Transcription dataset entries:
>>>

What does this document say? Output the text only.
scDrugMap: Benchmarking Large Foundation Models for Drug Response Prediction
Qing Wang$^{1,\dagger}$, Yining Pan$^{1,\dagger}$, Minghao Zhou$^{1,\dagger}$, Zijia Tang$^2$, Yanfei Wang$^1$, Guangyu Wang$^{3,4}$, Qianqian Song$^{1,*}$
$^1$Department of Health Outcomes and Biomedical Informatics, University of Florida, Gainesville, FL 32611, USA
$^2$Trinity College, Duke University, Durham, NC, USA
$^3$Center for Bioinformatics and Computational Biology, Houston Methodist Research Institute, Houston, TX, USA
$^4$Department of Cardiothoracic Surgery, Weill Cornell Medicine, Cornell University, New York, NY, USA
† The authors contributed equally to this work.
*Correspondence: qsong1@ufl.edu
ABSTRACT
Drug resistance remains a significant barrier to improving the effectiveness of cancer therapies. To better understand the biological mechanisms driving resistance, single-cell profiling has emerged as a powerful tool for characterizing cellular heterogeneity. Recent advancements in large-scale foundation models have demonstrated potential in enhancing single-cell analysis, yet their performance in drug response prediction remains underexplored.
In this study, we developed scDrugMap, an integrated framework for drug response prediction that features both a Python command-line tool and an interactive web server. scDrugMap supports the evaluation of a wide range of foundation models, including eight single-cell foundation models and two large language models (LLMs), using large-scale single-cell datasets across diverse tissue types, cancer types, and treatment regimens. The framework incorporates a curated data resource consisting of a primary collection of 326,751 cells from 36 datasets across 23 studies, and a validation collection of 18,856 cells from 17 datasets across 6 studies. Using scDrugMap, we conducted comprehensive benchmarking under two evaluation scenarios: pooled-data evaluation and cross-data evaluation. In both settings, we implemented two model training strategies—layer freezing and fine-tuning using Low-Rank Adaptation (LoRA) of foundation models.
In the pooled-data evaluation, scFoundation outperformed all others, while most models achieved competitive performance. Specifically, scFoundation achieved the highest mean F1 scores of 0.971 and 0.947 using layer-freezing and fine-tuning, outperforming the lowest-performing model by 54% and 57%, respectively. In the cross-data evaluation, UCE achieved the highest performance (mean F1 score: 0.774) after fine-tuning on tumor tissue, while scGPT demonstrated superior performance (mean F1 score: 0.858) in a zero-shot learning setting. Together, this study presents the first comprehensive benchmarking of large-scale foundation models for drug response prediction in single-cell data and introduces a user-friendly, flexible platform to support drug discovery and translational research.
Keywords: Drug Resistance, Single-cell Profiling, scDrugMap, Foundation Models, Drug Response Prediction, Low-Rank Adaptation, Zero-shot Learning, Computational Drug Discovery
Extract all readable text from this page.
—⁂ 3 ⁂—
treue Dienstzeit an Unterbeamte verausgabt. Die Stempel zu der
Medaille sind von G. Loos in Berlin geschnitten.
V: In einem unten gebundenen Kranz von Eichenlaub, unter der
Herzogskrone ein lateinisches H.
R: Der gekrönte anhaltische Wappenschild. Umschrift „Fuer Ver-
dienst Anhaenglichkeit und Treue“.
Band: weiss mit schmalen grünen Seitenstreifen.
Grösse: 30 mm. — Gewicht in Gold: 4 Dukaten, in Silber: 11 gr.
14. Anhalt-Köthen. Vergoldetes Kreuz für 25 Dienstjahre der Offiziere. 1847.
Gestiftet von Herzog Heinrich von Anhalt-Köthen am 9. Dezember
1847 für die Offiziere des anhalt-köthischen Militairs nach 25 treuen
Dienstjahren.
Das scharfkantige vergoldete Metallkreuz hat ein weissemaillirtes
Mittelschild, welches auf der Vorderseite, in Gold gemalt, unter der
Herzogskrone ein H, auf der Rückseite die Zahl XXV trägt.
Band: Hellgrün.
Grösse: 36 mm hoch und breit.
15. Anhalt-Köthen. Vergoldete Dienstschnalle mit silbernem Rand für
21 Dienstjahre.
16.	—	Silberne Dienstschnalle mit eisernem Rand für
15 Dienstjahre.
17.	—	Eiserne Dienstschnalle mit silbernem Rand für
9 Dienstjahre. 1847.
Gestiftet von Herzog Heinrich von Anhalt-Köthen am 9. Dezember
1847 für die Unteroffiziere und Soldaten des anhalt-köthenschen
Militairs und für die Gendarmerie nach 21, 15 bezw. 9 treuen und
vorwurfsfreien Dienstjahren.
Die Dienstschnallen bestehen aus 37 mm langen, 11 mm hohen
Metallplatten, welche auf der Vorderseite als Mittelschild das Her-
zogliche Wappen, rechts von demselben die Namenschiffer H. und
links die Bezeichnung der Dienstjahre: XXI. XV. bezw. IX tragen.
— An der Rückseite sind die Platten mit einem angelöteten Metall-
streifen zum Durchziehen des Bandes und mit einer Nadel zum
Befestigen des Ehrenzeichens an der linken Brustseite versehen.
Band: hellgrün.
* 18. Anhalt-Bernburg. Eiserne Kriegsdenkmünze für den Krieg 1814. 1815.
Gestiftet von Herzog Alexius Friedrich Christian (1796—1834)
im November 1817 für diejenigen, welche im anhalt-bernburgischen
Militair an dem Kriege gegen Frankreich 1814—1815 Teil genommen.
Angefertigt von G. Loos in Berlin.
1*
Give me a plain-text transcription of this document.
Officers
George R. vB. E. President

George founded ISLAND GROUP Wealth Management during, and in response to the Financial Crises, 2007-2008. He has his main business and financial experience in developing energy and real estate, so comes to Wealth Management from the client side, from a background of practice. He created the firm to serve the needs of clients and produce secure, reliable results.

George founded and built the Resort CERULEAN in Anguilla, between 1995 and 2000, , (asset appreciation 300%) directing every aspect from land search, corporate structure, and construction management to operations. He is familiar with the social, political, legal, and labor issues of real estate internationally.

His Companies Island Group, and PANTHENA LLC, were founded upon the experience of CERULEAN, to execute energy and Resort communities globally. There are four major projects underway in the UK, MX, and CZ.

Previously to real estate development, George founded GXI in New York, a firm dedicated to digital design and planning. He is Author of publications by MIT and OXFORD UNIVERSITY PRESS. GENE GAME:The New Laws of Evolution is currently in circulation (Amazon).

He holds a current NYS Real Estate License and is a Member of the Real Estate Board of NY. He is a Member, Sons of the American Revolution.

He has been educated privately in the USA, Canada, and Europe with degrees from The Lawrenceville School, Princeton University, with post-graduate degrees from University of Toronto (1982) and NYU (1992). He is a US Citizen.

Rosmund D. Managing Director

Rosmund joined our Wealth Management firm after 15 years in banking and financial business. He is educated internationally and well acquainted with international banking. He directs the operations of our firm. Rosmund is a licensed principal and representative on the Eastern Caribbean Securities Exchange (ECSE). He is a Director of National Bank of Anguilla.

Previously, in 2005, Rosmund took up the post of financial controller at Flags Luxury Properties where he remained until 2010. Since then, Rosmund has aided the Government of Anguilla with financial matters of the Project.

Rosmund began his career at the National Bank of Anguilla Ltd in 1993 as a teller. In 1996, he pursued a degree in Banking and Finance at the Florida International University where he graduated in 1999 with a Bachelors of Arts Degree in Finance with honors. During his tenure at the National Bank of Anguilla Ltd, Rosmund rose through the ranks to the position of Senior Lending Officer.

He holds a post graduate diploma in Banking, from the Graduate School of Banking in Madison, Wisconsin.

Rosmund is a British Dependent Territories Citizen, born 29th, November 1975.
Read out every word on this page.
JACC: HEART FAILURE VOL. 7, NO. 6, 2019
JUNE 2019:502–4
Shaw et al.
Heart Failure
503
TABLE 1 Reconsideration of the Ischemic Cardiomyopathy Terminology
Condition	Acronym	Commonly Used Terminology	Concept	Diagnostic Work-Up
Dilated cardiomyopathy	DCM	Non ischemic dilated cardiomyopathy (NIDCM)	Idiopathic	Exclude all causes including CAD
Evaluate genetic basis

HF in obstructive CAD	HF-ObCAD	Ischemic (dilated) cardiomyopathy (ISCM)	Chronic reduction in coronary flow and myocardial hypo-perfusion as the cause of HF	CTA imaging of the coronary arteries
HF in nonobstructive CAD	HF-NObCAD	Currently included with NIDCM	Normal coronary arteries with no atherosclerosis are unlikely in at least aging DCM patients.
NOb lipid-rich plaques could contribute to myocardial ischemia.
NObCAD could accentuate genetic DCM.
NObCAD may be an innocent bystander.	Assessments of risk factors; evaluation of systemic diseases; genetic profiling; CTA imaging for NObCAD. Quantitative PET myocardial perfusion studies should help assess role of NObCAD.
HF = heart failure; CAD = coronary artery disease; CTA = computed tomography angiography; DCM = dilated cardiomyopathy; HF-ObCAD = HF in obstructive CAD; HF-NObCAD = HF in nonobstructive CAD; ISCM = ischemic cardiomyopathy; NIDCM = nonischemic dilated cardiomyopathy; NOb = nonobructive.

<<<

PROBLEM DETAILS: In the records above, the lines containing the string "myocardial" should be counted; give only the total.

EXERCISE RESPONSE: 3